───── Records shown ─────

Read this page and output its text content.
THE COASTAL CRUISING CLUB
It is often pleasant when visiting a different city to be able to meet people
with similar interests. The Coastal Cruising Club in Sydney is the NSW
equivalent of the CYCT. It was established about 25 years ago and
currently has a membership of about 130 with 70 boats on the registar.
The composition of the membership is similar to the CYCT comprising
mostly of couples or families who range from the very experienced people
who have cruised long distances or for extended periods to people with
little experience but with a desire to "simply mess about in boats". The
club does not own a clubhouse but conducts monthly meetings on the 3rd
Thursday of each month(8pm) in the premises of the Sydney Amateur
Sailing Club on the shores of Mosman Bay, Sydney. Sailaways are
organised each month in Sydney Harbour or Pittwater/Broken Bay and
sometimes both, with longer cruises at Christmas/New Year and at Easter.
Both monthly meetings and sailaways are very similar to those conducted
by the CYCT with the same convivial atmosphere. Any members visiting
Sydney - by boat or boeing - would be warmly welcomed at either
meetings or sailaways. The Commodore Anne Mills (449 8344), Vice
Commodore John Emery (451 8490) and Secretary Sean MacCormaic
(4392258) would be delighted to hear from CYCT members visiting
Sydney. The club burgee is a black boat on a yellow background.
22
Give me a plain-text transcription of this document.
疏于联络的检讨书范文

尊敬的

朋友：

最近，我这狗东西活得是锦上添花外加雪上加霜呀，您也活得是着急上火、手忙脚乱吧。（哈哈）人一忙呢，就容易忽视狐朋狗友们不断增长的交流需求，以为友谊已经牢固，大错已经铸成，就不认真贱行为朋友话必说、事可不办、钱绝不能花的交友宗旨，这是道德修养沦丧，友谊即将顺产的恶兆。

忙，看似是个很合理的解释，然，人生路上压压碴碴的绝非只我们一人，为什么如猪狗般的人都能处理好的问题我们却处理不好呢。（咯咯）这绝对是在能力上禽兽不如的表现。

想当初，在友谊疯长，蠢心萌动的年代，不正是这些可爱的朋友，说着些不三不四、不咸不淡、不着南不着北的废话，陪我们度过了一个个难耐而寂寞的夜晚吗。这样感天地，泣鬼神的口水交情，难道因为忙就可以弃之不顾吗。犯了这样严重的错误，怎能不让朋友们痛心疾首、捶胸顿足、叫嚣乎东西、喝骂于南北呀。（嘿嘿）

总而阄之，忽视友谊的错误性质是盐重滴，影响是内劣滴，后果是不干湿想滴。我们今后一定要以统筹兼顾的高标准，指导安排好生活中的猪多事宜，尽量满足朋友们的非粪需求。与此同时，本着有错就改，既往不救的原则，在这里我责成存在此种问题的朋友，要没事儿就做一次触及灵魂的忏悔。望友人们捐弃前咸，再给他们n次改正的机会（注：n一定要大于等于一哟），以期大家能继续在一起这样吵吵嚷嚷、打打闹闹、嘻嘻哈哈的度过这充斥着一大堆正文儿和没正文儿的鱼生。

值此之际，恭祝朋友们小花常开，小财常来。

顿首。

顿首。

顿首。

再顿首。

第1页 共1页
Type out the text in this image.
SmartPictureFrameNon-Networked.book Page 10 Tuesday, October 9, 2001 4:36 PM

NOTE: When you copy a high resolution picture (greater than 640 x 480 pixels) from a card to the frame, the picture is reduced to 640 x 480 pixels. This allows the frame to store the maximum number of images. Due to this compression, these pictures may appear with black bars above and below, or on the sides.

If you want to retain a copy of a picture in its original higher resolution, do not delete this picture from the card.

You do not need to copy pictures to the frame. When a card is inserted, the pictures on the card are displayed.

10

─────

Retype the entries one by one, exactly.

Correct result:
Read this page and output its text content.
THE COASTAL CRUISING CLUB
It is often pleasant when visiting a different city to be able to meet people
with similar interests. The Coastal Cruising Club in Sydney is the NSW
equivalent of the CYCT. It was established about 25 years ago and
currently has a membership of about 130 with 70 boats on the registar.
The composition of the membership is similar to the CYCT comprising
mostly of couples or families who range from the very experienced people
who have cruised long distances or for extended periods to people with
little experience but with a desire to "simply mess about in boats". The
club does not own a clubhouse but conducts monthly meetings on the 3rd
Thursday of each month(8pm) in the premises of the Sydney Amateur
Sailing Club on the shores of Mosman Bay, Sydney. Sailaways are
organised each month in Sydney Harbour or Pittwater/Broken Bay and
sometimes both, with longer cruises at Christmas/New Year and at Easter.
Both monthly meetings and sailaways are very similar to those conducted
by the CYCT with the same convivial atmosphere. Any members visiting
Sydney - by boat or boeing - would be warmly welcomed at either
meetings or sailaways. The Commodore Anne Mills (449 8344), Vice
Commodore John Emery (451 8490) and Secretary Sean MacCormaic
(4392258) would be delighted to hear from CYCT members visiting
Sydney. The club burgee is a black boat on a yellow background.
22
Give me a plain-text transcription of this document.
疏于联络的检讨书范文

尊敬的

朋友：

最近，我这狗东西活得是锦上添花外加雪上加霜呀，您也活得是着急上火、手忙脚乱吧。（哈哈）人一忙呢，就容易忽视狐朋狗友们不断增长的交流需求，以为友谊已经牢固，大错已经铸成，就不认真贱行为朋友话必说、事可不办、钱绝不能花的交友宗旨，这是道德修养沦丧，友谊即将顺产的恶兆。

忙，看似是个很合理的解释，然，人生路上压压碴碴的绝非只我们一人，为什么如猪狗般的人都能处理好的问题我们却处理不好呢。（咯咯）这绝对是在能力上禽兽不如的表现。

想当初，在友谊疯长，蠢心萌动的年代，不正是这些可爱的朋友，说着些不三不四、不咸不淡、不着南不着北的废话，陪我们度过了一个个难耐而寂寞的夜晚吗。这样感天地，泣鬼神的口水交情，难道因为忙就可以弃之不顾吗。犯了这样严重的错误，怎能不让朋友们痛心疾首、捶胸顿足、叫嚣乎东西、喝骂于南北呀。（嘿嘿）

总而阄之，忽视友谊的错误性质是盐重滴，影响是内劣滴，后果是不干湿想滴。我们今后一定要以统筹兼顾的高标准，指导安排好生活中的猪多事宜，尽量满足朋友们的非粪需求。与此同时，本着有错就改，既往不救的原则，在这里我责成存在此种问题的朋友，要没事儿就做一次触及灵魂的忏悔。望友人们捐弃前咸，再给他们n次改正的机会（注：n一定要大于等于一哟），以期大家能继续在一起这样吵吵嚷嚷、打打闹闹、嘻嘻哈哈的度过这充斥着一大堆正文儿和没正文儿的鱼生。

值此之际，恭祝朋友们小花常开，小财常来。

顿首。

顿首。

顿首。

再顿首。

第1页 共1页
Type out the text in this image.
SmartPictureFrameNon-Networked.book Page 10 Tuesday, October 9, 2001 4:36 PM

NOTE: When you copy a high resolution picture (greater than 640 x 480 pixels) from a card to the frame, the picture is reduced to 640 x 480 pixels. This allows the frame to store the maximum number of images. Due to this compression, these pictures may appear with black bars above and below, or on the sides.

If you want to retain a copy of a picture in its original higher resolution, do not delete this picture from the card.

You do not need to copy pictures to the frame. When a card is inserted, the pictures on the card are displayed.

10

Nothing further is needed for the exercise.